-- Aim --
Each line below should be quoted exactly, please.

┌──

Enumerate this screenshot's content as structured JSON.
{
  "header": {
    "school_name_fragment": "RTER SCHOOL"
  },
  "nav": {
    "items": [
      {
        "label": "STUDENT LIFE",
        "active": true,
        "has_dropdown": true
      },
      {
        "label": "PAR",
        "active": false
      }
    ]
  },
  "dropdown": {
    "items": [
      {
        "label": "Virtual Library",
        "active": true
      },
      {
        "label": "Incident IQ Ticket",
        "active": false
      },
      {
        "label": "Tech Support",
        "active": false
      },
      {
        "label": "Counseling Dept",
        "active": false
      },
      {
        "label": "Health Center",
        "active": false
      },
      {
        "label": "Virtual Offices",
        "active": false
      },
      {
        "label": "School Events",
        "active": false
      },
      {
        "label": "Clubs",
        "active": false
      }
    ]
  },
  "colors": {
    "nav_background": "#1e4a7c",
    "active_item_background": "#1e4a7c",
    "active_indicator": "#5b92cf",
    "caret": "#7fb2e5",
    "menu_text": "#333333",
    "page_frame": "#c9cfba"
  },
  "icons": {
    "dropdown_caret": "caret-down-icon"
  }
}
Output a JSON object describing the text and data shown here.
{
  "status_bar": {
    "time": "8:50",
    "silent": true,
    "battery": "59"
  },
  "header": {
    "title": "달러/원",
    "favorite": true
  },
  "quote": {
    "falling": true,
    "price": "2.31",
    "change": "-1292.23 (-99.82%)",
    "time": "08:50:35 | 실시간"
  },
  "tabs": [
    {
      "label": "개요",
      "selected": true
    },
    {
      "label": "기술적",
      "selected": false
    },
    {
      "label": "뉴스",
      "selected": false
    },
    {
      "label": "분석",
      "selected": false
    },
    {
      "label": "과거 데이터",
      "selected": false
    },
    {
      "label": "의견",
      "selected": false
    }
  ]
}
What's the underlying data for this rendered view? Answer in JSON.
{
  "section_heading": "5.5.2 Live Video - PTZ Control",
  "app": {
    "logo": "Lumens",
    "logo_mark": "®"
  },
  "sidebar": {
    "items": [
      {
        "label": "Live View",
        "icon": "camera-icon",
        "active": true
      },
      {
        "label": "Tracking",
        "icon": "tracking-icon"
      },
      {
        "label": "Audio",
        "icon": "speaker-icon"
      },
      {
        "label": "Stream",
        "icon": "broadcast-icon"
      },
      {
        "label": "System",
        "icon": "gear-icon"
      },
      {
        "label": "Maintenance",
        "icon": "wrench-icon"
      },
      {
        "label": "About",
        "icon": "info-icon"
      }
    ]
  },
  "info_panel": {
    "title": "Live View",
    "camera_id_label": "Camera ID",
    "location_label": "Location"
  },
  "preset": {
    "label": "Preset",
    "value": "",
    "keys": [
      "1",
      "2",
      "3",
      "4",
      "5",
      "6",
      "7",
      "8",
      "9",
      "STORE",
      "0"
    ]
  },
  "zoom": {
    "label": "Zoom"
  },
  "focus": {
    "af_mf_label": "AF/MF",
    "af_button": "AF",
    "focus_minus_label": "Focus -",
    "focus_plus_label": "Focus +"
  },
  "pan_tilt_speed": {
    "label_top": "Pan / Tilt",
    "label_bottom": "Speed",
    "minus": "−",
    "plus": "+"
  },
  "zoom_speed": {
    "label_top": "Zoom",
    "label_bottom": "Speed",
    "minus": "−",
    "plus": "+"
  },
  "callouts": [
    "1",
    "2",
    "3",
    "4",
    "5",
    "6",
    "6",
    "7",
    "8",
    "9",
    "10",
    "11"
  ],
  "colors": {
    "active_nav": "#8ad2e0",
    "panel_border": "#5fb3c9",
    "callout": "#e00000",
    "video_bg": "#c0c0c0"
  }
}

└──

-- Answer below --
Enumerate this screenshot's content as structured JSON.
{
  "header": {
    "school_name_fragment": "RTER SCHOOL"
  },
  "nav": {
    "items": [
      {
        "label": "STUDENT LIFE",
        "active": true,
        "has_dropdown": true
      },
      {
        "label": "PAR",
        "active": false
      }
    ]
  },
  "dropdown": {
    "items": [
      {
        "label": "Virtual Library",
        "active": true
      },
      {
        "label": "Incident IQ Ticket",
        "active": false
      },
      {
        "label": "Tech Support",
        "active": false
      },
      {
        "label": "Counseling Dept",
        "active": false
      },
      {
        "label": "Health Center",
        "active": false
      },
      {
        "label": "Virtual Offices",
        "active": false
      },
      {
        "label": "School Events",
        "active": false
      },
      {
        "label": "Clubs",
        "active": false
      }
    ]
  },
  "colors": {
    "nav_background": "#1e4a7c",
    "active_item_background": "#1e4a7c",
    "active_indicator": "#5b92cf",
    "caret": "#7fb2e5",
    "menu_text": "#333333",
    "page_frame": "#c9cfba"
  },
  "icons": {
    "dropdown_caret": "caret-down-icon"
  }
}
Output a JSON object describing the text and data shown here.
{
  "status_bar": {
    "time": "8:50",
    "silent": true,
    "battery": "59"
  },
  "header": {
    "title": "달러/원",
    "favorite": true
  },
  "quote": {
    "falling": true,
    "price": "2.31",
    "change": "-1292.23 (-99.82%)",
    "time": "08:50:35 | 실시간"
  },
  "tabs": [
    {
      "label": "개요",
      "selected": true
    },
    {
      "label": "기술적",
      "selected": false
    },
    {
      "label": "뉴스",
      "selected": false
    },
    {
      "label": "분석",
      "selected": false
    },
    {
      "label": "과거 데이터",
      "selected": false
    },
    {
      "label": "의견",
      "selected": false
    }
  ]
}
What's the underlying data for this rendered view? Answer in JSON.
{
  "section_heading": "5.5.2 Live Video - PTZ Control",
  "app": {
    "logo": "Lumens",
    "logo_mark": "®"
  },
  "sidebar": {
    "items": [
      {
        "label": "Live View",
        "icon": "camera-icon",
        "active": true
      },
      {
        "label": "Tracking",
        "icon": "tracking-icon"
      },
      {
        "label": "Audio",
        "icon": "speaker-icon"
      },
      {
        "label": "Stream",
        "icon": "broadcast-icon"
      },
      {
        "label": "System",
        "icon": "gear-icon"
      },
      {
        "label": "Maintenance",
        "icon": "wrench-icon"
      },
      {
        "label": "About",
        "icon": "info-icon"
      }
    ]
  },
  "info_panel": {
    "title": "Live View",
    "camera_id_label": "Camera ID",
    "location_label": "Location"
  },
  "preset": {
    "label": "Preset",
    "value": "",
    "keys": [
      "1",
      "2",
      "3",
      "4",
      "5",
      "6",
      "7",
      "8",
      "9",
      "STORE",
      "0"
    ]
  },
  "zoom": {
    "label": "Zoom"
  },
  "focus": {
    "af_mf_label": "AF/MF",
    "af_button": "AF",
    "focus_minus_label": "Focus -",
    "focus_plus_label": "Focus +"
  },
  "pan_tilt_speed": {
    "label_top": "Pan / Tilt",
    "label_bottom": "Speed",
    "minus": "−",
    "plus": "+"
  },
  "zoom_speed": {
    "label_top": "Zoom",
    "label_bottom": "Speed",
    "minus": "−",
    "plus": "+"
  },
  "callouts": [
    "1",
    "2",
    "3",
    "4",
    "5",
    "6",
    "6",
    "7",
    "8",
    "9",
    "10",
    "11"
  ],
  "colors": {
    "active_nav": "#8ad2e0",
    "panel_border": "#5fb3c9",
    "callout": "#e00000",
    "video_bg": "#c0c0c0"
  }
}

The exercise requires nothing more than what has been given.